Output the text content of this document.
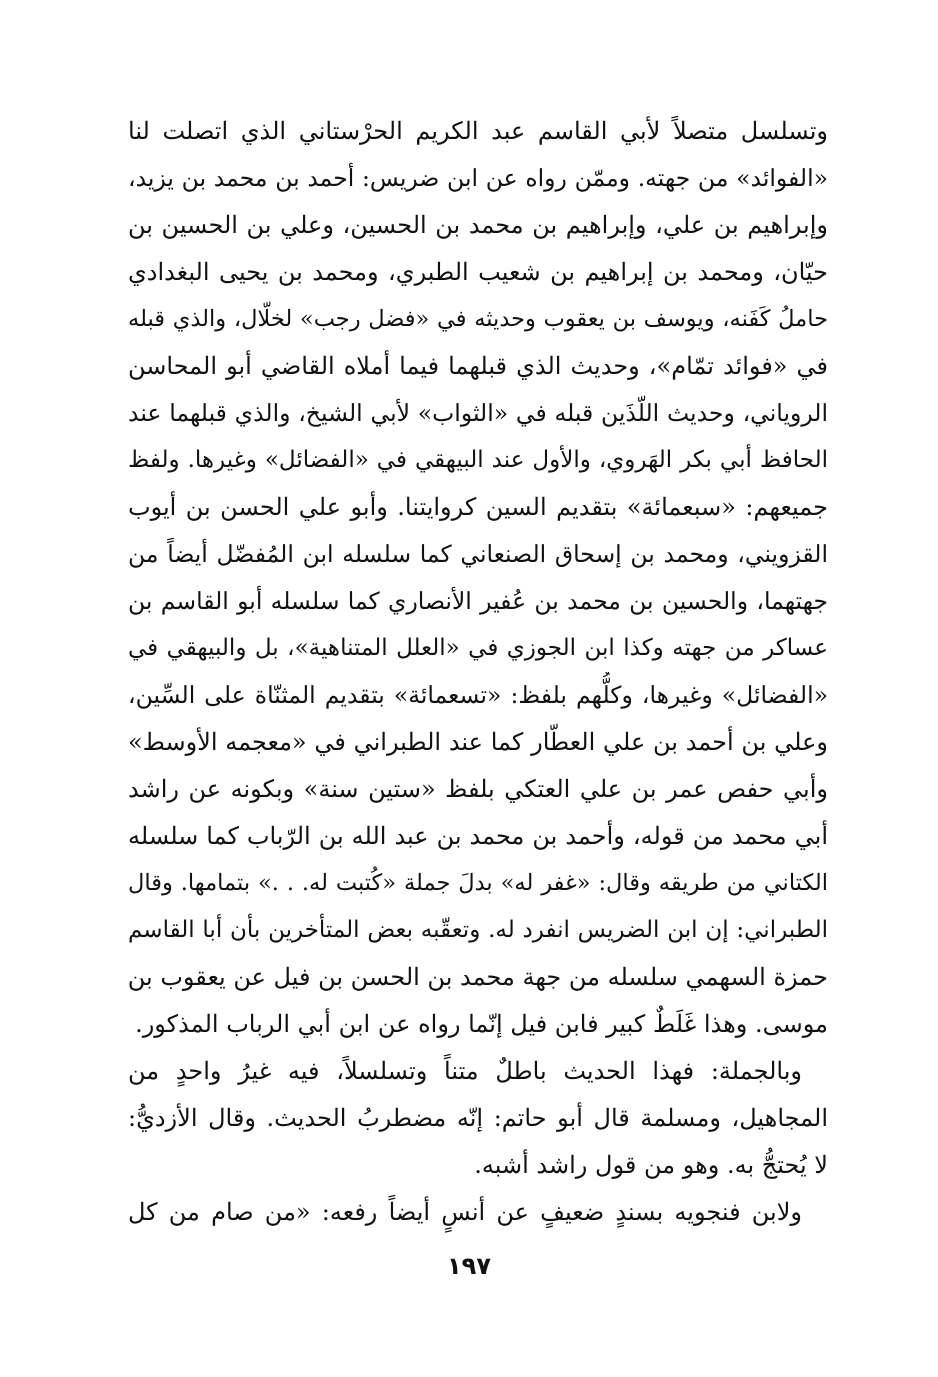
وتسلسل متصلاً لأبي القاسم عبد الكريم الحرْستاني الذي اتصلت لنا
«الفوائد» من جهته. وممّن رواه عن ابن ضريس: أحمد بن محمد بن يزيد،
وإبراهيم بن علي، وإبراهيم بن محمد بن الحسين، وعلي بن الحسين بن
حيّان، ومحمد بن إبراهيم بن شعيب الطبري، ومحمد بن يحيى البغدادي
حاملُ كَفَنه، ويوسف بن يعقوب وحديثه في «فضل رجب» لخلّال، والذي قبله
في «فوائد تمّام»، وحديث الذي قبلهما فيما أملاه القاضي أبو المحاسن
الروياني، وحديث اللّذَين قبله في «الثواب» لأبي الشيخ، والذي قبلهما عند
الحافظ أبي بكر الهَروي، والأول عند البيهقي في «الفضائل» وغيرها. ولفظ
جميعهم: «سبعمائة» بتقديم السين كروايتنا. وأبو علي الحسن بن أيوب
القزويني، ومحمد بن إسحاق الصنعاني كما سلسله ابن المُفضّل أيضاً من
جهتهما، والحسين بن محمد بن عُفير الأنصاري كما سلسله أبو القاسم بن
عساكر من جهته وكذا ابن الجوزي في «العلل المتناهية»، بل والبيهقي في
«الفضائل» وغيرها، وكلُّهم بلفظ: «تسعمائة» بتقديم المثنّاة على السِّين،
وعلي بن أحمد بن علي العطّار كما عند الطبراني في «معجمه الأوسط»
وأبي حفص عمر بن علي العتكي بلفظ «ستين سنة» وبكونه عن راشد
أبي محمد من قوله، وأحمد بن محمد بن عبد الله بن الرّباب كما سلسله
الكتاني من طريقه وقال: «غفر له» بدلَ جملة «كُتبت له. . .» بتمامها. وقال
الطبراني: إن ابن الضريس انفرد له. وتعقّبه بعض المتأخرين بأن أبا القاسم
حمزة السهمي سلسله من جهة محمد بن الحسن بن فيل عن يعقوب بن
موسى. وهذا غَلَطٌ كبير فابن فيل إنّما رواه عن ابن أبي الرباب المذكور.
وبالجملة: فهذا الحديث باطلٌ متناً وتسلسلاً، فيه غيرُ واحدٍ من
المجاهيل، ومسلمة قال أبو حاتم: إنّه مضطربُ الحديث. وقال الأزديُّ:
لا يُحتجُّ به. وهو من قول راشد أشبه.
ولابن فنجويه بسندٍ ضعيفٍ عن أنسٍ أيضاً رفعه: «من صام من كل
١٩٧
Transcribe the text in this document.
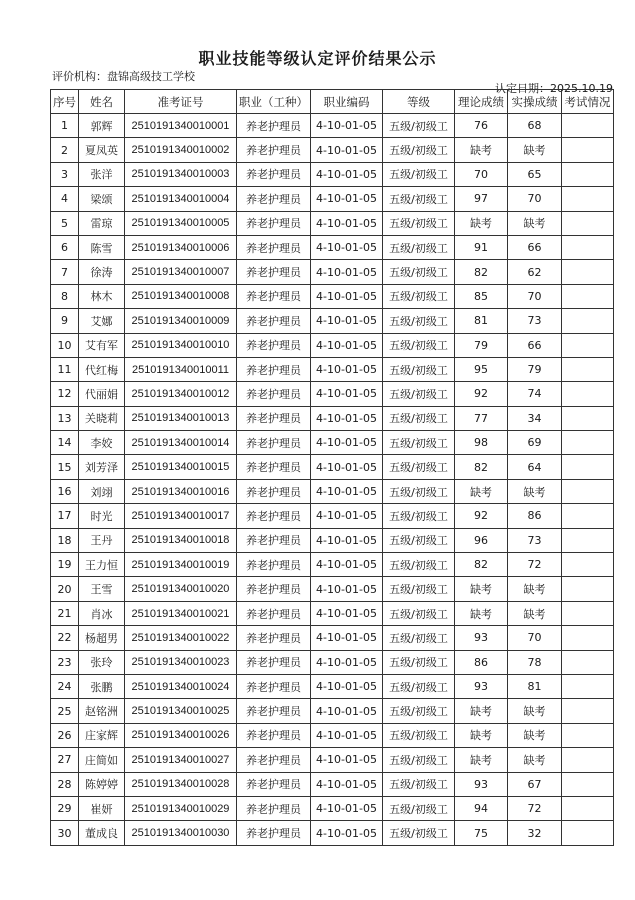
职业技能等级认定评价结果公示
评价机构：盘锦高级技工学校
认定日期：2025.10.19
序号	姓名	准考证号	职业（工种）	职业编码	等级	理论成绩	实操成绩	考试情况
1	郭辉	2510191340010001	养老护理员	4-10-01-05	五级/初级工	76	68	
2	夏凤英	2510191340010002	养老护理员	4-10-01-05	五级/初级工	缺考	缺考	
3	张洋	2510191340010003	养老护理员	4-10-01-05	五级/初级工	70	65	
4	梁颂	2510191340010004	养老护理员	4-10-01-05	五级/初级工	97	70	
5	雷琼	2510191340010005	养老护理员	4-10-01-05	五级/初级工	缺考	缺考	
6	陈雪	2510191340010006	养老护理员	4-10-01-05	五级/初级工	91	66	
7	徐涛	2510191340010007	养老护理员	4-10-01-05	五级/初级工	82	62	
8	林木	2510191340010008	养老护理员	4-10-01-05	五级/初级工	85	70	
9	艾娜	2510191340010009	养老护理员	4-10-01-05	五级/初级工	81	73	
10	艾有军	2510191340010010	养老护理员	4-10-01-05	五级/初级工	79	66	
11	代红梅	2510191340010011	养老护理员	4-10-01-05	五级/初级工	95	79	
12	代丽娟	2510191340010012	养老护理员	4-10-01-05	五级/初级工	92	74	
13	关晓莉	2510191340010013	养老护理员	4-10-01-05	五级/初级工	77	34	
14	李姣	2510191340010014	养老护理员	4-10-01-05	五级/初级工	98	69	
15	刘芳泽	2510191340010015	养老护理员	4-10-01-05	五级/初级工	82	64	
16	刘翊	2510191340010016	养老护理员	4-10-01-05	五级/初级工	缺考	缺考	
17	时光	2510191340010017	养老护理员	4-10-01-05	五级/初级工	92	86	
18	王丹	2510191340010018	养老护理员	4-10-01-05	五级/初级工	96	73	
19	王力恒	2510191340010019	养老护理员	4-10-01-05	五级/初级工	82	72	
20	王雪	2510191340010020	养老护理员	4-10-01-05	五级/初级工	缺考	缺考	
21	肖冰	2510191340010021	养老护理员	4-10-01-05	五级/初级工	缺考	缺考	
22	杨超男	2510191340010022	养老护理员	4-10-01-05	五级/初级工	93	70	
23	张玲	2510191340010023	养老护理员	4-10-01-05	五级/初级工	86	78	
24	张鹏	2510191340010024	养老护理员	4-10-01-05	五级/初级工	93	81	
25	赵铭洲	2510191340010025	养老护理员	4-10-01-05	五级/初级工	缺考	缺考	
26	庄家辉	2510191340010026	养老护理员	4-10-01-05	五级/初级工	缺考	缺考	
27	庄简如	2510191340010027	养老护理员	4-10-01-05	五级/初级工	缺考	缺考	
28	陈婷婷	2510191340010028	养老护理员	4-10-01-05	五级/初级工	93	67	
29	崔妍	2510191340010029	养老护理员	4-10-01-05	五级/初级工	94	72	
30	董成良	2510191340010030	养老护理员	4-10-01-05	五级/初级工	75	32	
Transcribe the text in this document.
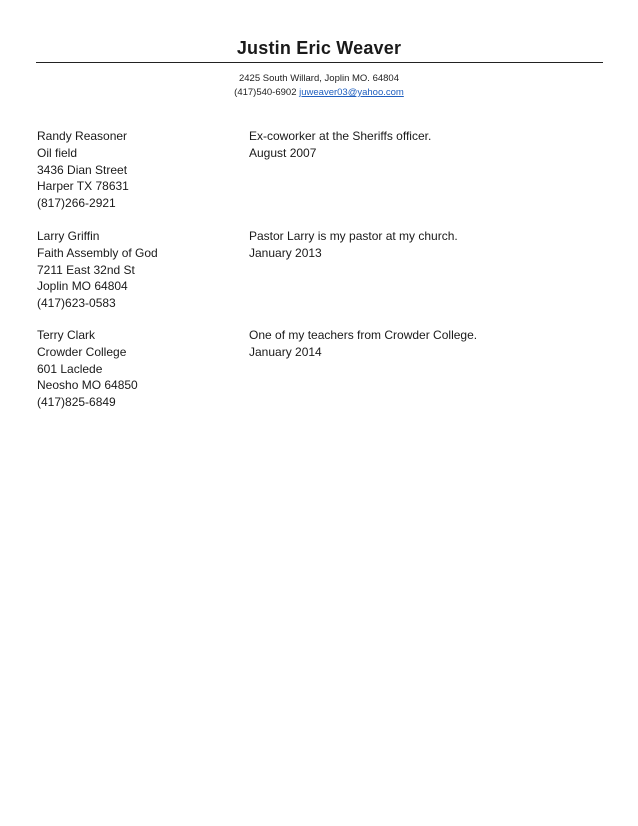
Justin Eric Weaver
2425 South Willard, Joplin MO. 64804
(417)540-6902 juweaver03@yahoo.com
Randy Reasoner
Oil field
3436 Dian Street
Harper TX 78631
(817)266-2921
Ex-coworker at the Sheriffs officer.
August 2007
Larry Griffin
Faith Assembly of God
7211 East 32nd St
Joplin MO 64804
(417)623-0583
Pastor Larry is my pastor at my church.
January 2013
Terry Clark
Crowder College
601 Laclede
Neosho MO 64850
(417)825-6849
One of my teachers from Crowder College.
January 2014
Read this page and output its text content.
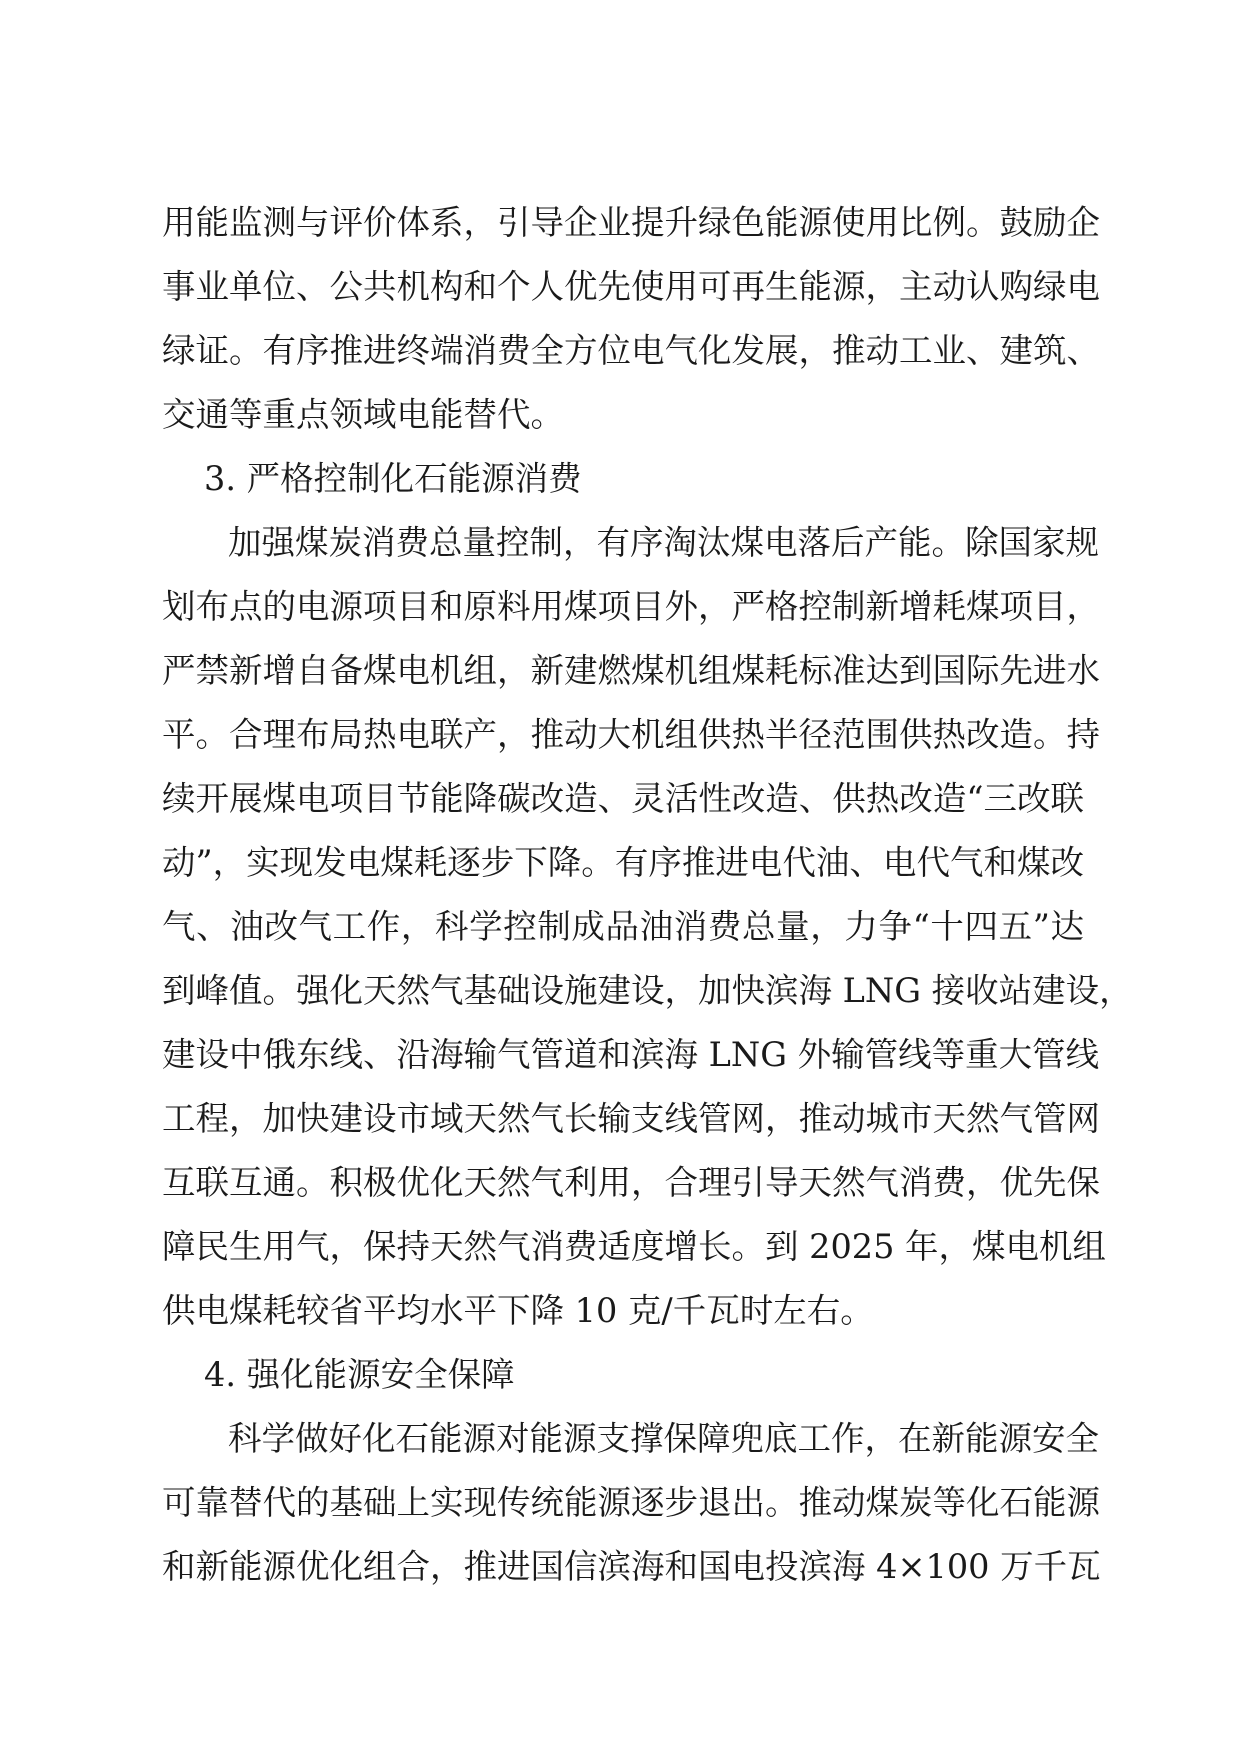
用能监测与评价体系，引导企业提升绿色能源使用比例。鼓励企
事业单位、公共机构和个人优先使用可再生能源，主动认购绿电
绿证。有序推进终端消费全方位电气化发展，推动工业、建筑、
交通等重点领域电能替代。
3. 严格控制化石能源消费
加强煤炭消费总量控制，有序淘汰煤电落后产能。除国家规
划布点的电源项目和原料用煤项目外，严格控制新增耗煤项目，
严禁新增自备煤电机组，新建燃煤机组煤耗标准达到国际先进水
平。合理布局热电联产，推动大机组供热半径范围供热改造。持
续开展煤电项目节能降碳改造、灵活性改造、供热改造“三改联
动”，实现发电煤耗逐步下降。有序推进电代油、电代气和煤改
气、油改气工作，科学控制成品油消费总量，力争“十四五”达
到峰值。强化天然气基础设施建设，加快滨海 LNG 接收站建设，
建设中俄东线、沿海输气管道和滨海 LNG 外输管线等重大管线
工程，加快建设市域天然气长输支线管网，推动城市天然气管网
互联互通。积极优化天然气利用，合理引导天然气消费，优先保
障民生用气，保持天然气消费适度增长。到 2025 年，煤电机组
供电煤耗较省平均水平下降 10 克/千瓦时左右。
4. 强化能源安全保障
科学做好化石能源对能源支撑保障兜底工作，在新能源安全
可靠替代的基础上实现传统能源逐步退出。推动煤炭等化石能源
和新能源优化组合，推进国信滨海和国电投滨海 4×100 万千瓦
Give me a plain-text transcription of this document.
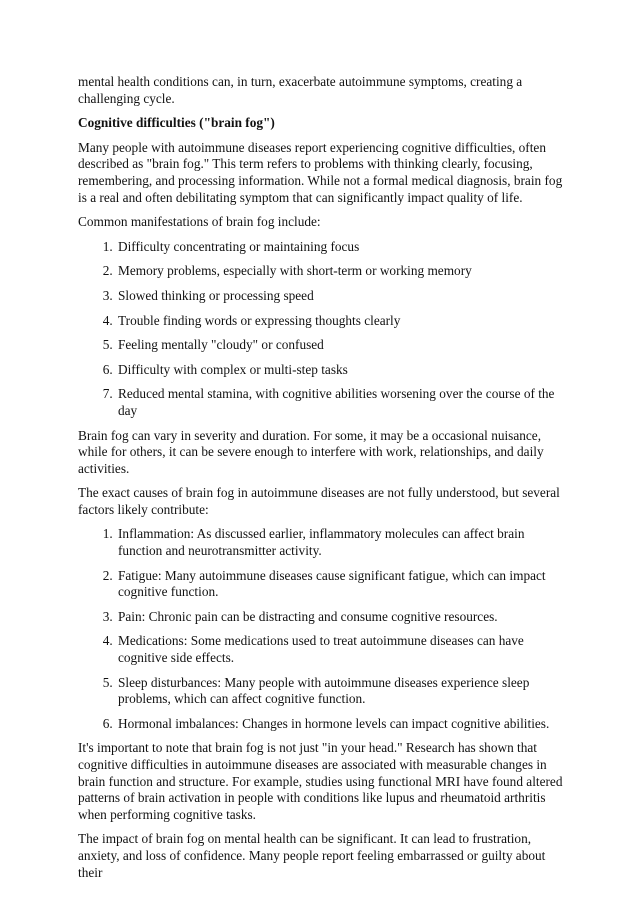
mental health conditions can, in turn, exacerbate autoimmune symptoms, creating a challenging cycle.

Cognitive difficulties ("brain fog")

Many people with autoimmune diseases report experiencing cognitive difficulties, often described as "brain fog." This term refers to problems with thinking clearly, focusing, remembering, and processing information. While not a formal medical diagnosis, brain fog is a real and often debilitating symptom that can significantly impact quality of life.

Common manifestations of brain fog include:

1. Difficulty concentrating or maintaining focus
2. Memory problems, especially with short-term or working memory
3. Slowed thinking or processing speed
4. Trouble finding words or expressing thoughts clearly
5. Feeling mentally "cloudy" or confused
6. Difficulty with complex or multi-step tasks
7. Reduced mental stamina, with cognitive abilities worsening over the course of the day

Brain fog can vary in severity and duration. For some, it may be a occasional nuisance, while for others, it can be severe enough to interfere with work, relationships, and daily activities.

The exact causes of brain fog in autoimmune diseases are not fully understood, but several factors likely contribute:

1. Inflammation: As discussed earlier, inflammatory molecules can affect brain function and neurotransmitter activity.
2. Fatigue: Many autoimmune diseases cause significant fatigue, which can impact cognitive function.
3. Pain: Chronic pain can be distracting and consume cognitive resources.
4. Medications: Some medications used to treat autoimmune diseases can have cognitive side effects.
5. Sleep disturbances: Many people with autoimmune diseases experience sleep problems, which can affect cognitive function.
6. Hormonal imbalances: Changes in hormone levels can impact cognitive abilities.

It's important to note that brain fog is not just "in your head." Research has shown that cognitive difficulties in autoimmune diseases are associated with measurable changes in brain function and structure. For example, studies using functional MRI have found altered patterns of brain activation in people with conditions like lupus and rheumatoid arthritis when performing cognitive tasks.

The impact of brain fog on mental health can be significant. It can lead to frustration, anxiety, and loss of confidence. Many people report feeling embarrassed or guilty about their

**Exercise:**
Among the lines of the data above, count those holding "College" and state only the number.

**Problem solution:**
2